▶ WHAT IS NEEDED
Any pictures in the records below should be skipped; write out everything else exactly.

— start LISTED RECORDS —

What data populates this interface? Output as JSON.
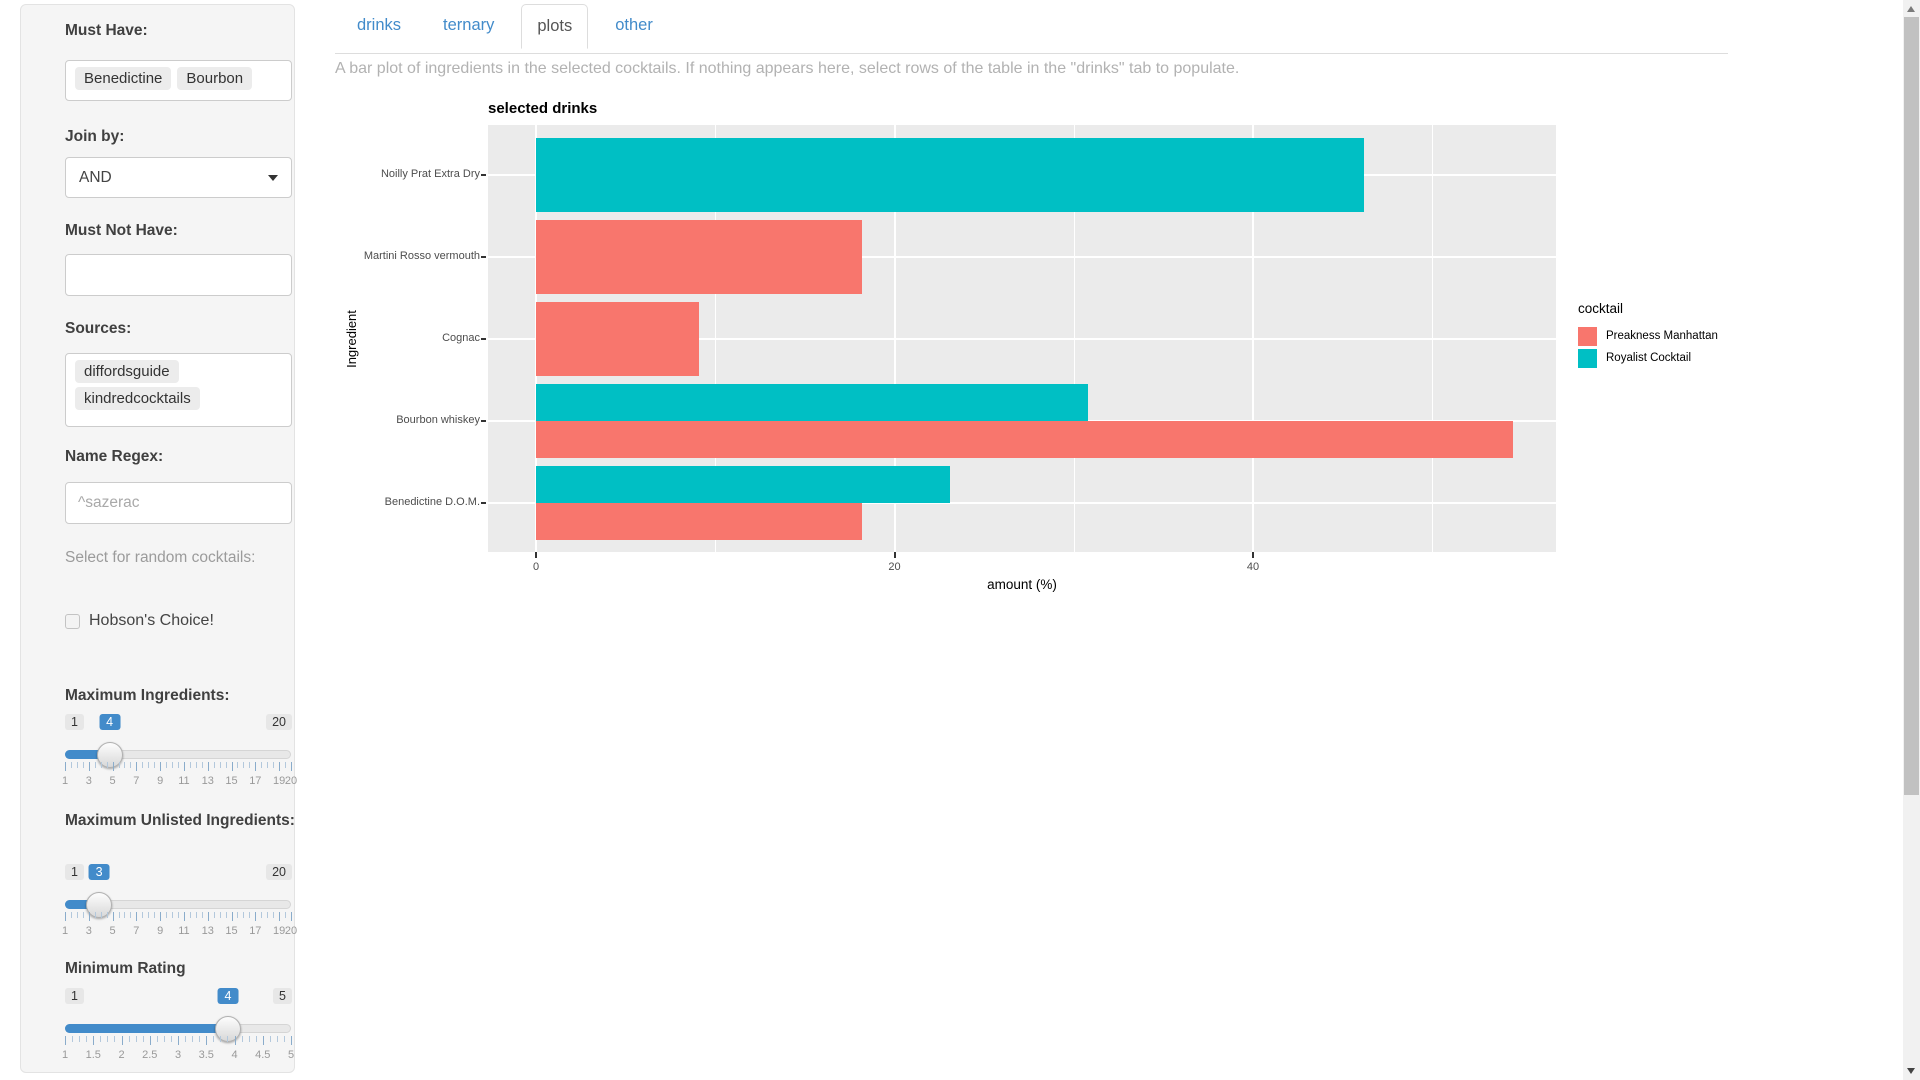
{
  "sidebar": {
    "must_have": {
      "label": "Must Have:",
      "tags": [
        "Benedictine",
        "Bourbon"
      ]
    },
    "join_by": {
      "label": "Join by:",
      "value": "AND"
    },
    "must_not_have": {
      "label": "Must Not Have:",
      "value": ""
    },
    "sources": {
      "label": "Sources:",
      "tags": [
        "diffordsguide",
        "kindredcocktails"
      ]
    },
    "name_regex": {
      "label": "Name Regex:",
      "placeholder": "^sazerac"
    },
    "random_note": "Select for random cocktails:",
    "hobsons": {
      "label": "Hobson's Choice!",
      "checked": false
    },
    "sliders": [
      {
        "label": "Maximum Ingredients:",
        "min": 1,
        "max": 20,
        "value": 4,
        "min_label": "1",
        "max_label": "20",
        "value_label": "4",
        "tick_labels": [
          1,
          3,
          5,
          7,
          9,
          11,
          13,
          15,
          17,
          19,
          20
        ]
      },
      {
        "label": "Maximum Unlisted Ingredients:",
        "min": 1,
        "max": 20,
        "value": 3,
        "min_label": "1",
        "max_label": "20",
        "value_label": "3",
        "tick_labels": [
          1,
          3,
          5,
          7,
          9,
          11,
          13,
          15,
          17,
          19,
          20
        ]
      },
      {
        "label": "Minimum Rating",
        "min": 1,
        "max": 5,
        "value": 4,
        "min_label": "1",
        "max_label": "5",
        "value_label": "4",
        "tick_labels": [
          1,
          1.5,
          2,
          2.5,
          3,
          3.5,
          4,
          4.5,
          5
        ]
      }
    ]
  },
  "tabs": [
    {
      "label": "drinks",
      "active": false
    },
    {
      "label": "ternary",
      "active": false
    },
    {
      "label": "plots",
      "active": true
    },
    {
      "label": "other",
      "active": false
    }
  ],
  "description": "A bar plot of ingredients in the selected cocktails. If nothing appears here, select rows of the table in the \"drinks\" tab to populate.",
  "chart_data": {
    "type": "bar",
    "orientation": "horizontal",
    "title": "selected drinks",
    "xlabel": "amount (%)",
    "ylabel": "Ingredient",
    "legend_title": "cocktail",
    "legend_position": "right",
    "categories": [
      "Noilly Prat Extra Dry",
      "Martini Rosso vermouth",
      "Cognac",
      "Bourbon whiskey",
      "Benedictine D.O.M."
    ],
    "series": [
      {
        "name": "Preakness Manhattan",
        "color": "#F8766D",
        "values": [
          null,
          18.2,
          9.1,
          54.5,
          18.2
        ]
      },
      {
        "name": "Royalist Cocktail",
        "color": "#00BFC4",
        "values": [
          46.2,
          null,
          null,
          30.8,
          23.1
        ]
      }
    ],
    "x_ticks": [
      0,
      20,
      40
    ],
    "x_gridlines_major": [
      0,
      20,
      40
    ],
    "x_gridlines_minor": [
      10,
      30,
      50
    ],
    "xlim": [
      -2.7,
      57
    ],
    "panel_bg": "#EBEBEB",
    "grid_color": "#FFFFFF"
  },
  "icons": {
    "scroll_up": "scroll-up-arrow",
    "scroll_down": "scroll-down-arrow",
    "join_caret": "caret-down"
  },
  "colors": {
    "accent_blue": "#428bca",
    "bar_red": "#F8766D",
    "bar_teal": "#00BFC4",
    "well_bg": "#f5f5f5",
    "panel_bg": "#ebebeb"
  }
}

— end LISTED RECORDS —

▶ TASK OUTPUT
What data populates this interface? Output as JSON.
{
  "sidebar": {
    "must_have": {
      "label": "Must Have:",
      "tags": [
        "Benedictine",
        "Bourbon"
      ]
    },
    "join_by": {
      "label": "Join by:",
      "value": "AND"
    },
    "must_not_have": {
      "label": "Must Not Have:",
      "value": ""
    },
    "sources": {
      "label": "Sources:",
      "tags": [
        "diffordsguide",
        "kindredcocktails"
      ]
    },
    "name_regex": {
      "label": "Name Regex:",
      "placeholder": "^sazerac"
    },
    "random_note": "Select for random cocktails:",
    "hobsons": {
      "label": "Hobson's Choice!",
      "checked": false
    },
    "sliders": [
      {
        "label": "Maximum Ingredients:",
        "min": 1,
        "max": 20,
        "value": 4,
        "min_label": "1",
        "max_label": "20",
        "value_label": "4",
        "tick_labels": [
          1,
          3,
          5,
          7,
          9,
          11,
          13,
          15,
          17,
          19,
          20
        ]
      },
      {
        "label": "Maximum Unlisted Ingredients:",
        "min": 1,
        "max": 20,
        "value": 3,
        "min_label": "1",
        "max_label": "20",
        "value_label": "3",
        "tick_labels": [
          1,
          3,
          5,
          7,
          9,
          11,
          13,
          15,
          17,
          19,
          20
        ]
      },
      {
        "label": "Minimum Rating",
        "min": 1,
        "max": 5,
        "value": 4,
        "min_label": "1",
        "max_label": "5",
        "value_label": "4",
        "tick_labels": [
          1,
          1.5,
          2,
          2.5,
          3,
          3.5,
          4,
          4.5,
          5
        ]
      }
    ]
  },
  "tabs": [
    {
      "label": "drinks",
      "active": false
    },
    {
      "label": "ternary",
      "active": false
    },
    {
      "label": "plots",
      "active": true
    },
    {
      "label": "other",
      "active": false
    }
  ],
  "description": "A bar plot of ingredients in the selected cocktails. If nothing appears here, select rows of the table in the \"drinks\" tab to populate.",
  "chart_data": {
    "type": "bar",
    "orientation": "horizontal",
    "title": "selected drinks",
    "xlabel": "amount (%)",
    "ylabel": "Ingredient",
    "legend_title": "cocktail",
    "legend_position": "right",
    "categories": [
      "Noilly Prat Extra Dry",
      "Martini Rosso vermouth",
      "Cognac",
      "Bourbon whiskey",
      "Benedictine D.O.M."
    ],
    "series": [
      {
        "name": "Preakness Manhattan",
        "color": "#F8766D",
        "values": [
          null,
          18.2,
          9.1,
          54.5,
          18.2
        ]
      },
      {
        "name": "Royalist Cocktail",
        "color": "#00BFC4",
        "values": [
          46.2,
          null,
          null,
          30.8,
          23.1
        ]
      }
    ],
    "x_ticks": [
      0,
      20,
      40
    ],
    "x_gridlines_major": [
      0,
      20,
      40
    ],
    "x_gridlines_minor": [
      10,
      30,
      50
    ],
    "xlim": [
      -2.7,
      57
    ],
    "panel_bg": "#EBEBEB",
    "grid_color": "#FFFFFF"
  },
  "icons": {
    "scroll_up": "scroll-up-arrow",
    "scroll_down": "scroll-down-arrow",
    "join_caret": "caret-down"
  },
  "colors": {
    "accent_blue": "#428bca",
    "bar_red": "#F8766D",
    "bar_teal": "#00BFC4",
    "well_bg": "#f5f5f5",
    "panel_bg": "#ebebeb"
  }
}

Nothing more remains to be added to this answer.